**Your instructions**
Lines containing the string "société" are to be counted; report the total by itself.

-*-*-

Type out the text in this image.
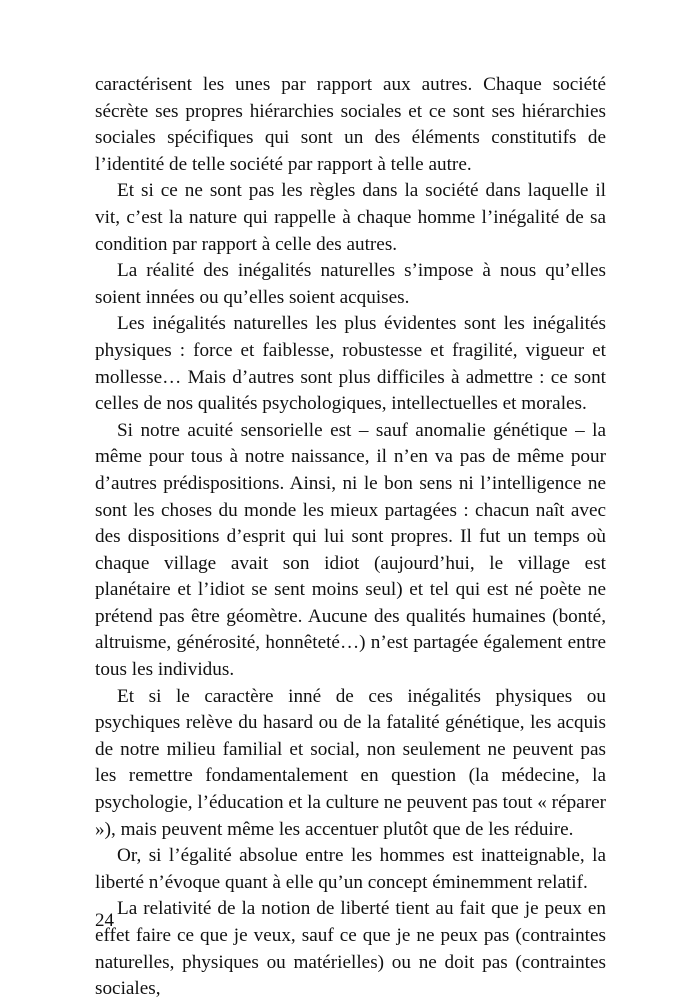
caractérisent les unes par rapport aux autres. Chaque société sécrète ses propres hiérarchies sociales et ce sont ses hiérarchies sociales spécifiques qui sont un des éléments constitutifs de l’identité de telle société par rapport à telle autre.

Et si ce ne sont pas les règles dans la société dans laquelle il vit, c’est la nature qui rappelle à chaque homme l’inégalité de sa condition par rapport à celle des autres.

La réalité des inégalités naturelles s’impose à nous qu’elles soient innées ou qu’elles soient acquises.

Les inégalités naturelles les plus évidentes sont les inégalités physiques : force et faiblesse, robustesse et fragilité, vigueur et mollesse… Mais d’autres sont plus difficiles à admettre : ce sont celles de nos qualités psychologiques, intellectuelles et morales.

Si notre acuité sensorielle est – sauf anomalie génétique – la même pour tous à notre naissance, il n’en va pas de même pour d’autres prédispositions. Ainsi, ni le bon sens ni l’intelligence ne sont les choses du monde les mieux partagées : chacun naît avec des dispositions d’esprit qui lui sont propres. Il fut un temps où chaque village avait son idiot (aujourd’hui, le village est planétaire et l’idiot se sent moins seul) et tel qui est né poète ne prétend pas être géomètre. Aucune des qualités humaines (bonté, altruisme, générosité, honnêteté…) n’est partagée également entre tous les individus.

Et si le caractère inné de ces inégalités physiques ou psychiques relève du hasard ou de la fatalité génétique, les acquis de notre milieu familial et social, non seulement ne peuvent pas les remettre fondamentalement en question (la médecine, la psychologie, l’éducation et la culture ne peuvent pas tout « réparer »), mais peuvent même les accentuer plutôt que de les réduire.

Or, si l’égalité absolue entre les hommes est inatteignable, la liberté n’évoque quant à elle qu’un concept éminemment relatif.

La relativité de la notion de liberté tient au fait que je peux en effet faire ce que je veux, sauf ce que je ne peux pas (contraintes naturelles, physiques ou matérielles) ou ne doit pas (contraintes sociales,

24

-*-*-

**Task solution**
2